◆ Given task ◆
Write out all the entries word for word and omit any pictures.

◆ Material supplied ◆
== == ==
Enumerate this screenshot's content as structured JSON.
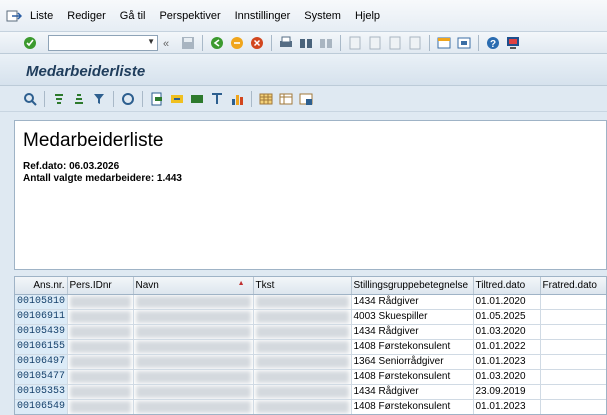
{
  "menu": {
    "items": [
      {
        "label": "Liste"
      },
      {
        "label": "Rediger"
      },
      {
        "label": "Gå til"
      },
      {
        "label": "Perspektiver"
      },
      {
        "label": "Innstillinger"
      },
      {
        "label": "System"
      },
      {
        "label": "Hjelp"
      }
    ]
  },
  "title": "Medarbeiderliste",
  "header": {
    "heading": "Medarbeiderliste",
    "ref_line": "Ref.dato: 06.03.2026",
    "count_line": "Antall valgte medarbeidere: 1.443"
  },
  "grid": {
    "columns": [
      "Ans.nr.",
      "Pers.IDnr",
      "Navn",
      "Tkst",
      "Stillingsgruppebetegnelse",
      "Tiltred.dato",
      "Fratred.dato"
    ],
    "rows": [
      {
        "ansnr": "00105810",
        "stilling": "1434 Rådgiver",
        "tiltred": "01.01.2020",
        "fratred": ""
      },
      {
        "ansnr": "00106911",
        "stilling": "4003 Skuespiller",
        "tiltred": "01.05.2025",
        "fratred": ""
      },
      {
        "ansnr": "00105439",
        "stilling": "1434 Rådgiver",
        "tiltred": "01.03.2020",
        "fratred": ""
      },
      {
        "ansnr": "00106155",
        "stilling": "1408 Førstekonsulent",
        "tiltred": "01.01.2022",
        "fratred": ""
      },
      {
        "ansnr": "00106497",
        "stilling": "1364 Seniorrådgiver",
        "tiltred": "01.01.2023",
        "fratred": ""
      },
      {
        "ansnr": "00105477",
        "stilling": "1408 Førstekonsulent",
        "tiltred": "01.03.2020",
        "fratred": ""
      },
      {
        "ansnr": "00105353",
        "stilling": "1434 Rådgiver",
        "tiltred": "23.09.2019",
        "fratred": ""
      },
      {
        "ansnr": "00106549",
        "stilling": "1408 Førstekonsulent",
        "tiltred": "01.01.2023",
        "fratred": ""
      }
    ]
  },
  "colors": {
    "key_column_bg": "#dcebf7",
    "title_text": "#1f3d5c"
  }
}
== == ==
◆ Completed task ◆
Enumerate this screenshot's content as structured JSON.
{
  "menu": {
    "items": [
      {
        "label": "Liste"
      },
      {
        "label": "Rediger"
      },
      {
        "label": "Gå til"
      },
      {
        "label": "Perspektiver"
      },
      {
        "label": "Innstillinger"
      },
      {
        "label": "System"
      },
      {
        "label": "Hjelp"
      }
    ]
  },
  "title": "Medarbeiderliste",
  "header": {
    "heading": "Medarbeiderliste",
    "ref_line": "Ref.dato: 06.03.2026",
    "count_line": "Antall valgte medarbeidere: 1.443"
  },
  "grid": {
    "columns": [
      "Ans.nr.",
      "Pers.IDnr",
      "Navn",
      "Tkst",
      "Stillingsgruppebetegnelse",
      "Tiltred.dato",
      "Fratred.dato"
    ],
    "rows": [
      {
        "ansnr": "00105810",
        "stilling": "1434 Rådgiver",
        "tiltred": "01.01.2020",
        "fratred": ""
      },
      {
        "ansnr": "00106911",
        "stilling": "4003 Skuespiller",
        "tiltred": "01.05.2025",
        "fratred": ""
      },
      {
        "ansnr": "00105439",
        "stilling": "1434 Rådgiver",
        "tiltred": "01.03.2020",
        "fratred": ""
      },
      {
        "ansnr": "00106155",
        "stilling": "1408 Førstekonsulent",
        "tiltred": "01.01.2022",
        "fratred": ""
      },
      {
        "ansnr": "00106497",
        "stilling": "1364 Seniorrådgiver",
        "tiltred": "01.01.2023",
        "fratred": ""
      },
      {
        "ansnr": "00105477",
        "stilling": "1408 Førstekonsulent",
        "tiltred": "01.03.2020",
        "fratred": ""
      },
      {
        "ansnr": "00105353",
        "stilling": "1434 Rådgiver",
        "tiltred": "23.09.2019",
        "fratred": ""
      },
      {
        "ansnr": "00106549",
        "stilling": "1408 Førstekonsulent",
        "tiltred": "01.01.2023",
        "fratred": ""
      }
    ]
  },
  "colors": {
    "key_column_bg": "#dcebf7",
    "title_text": "#1f3d5c"
  }
}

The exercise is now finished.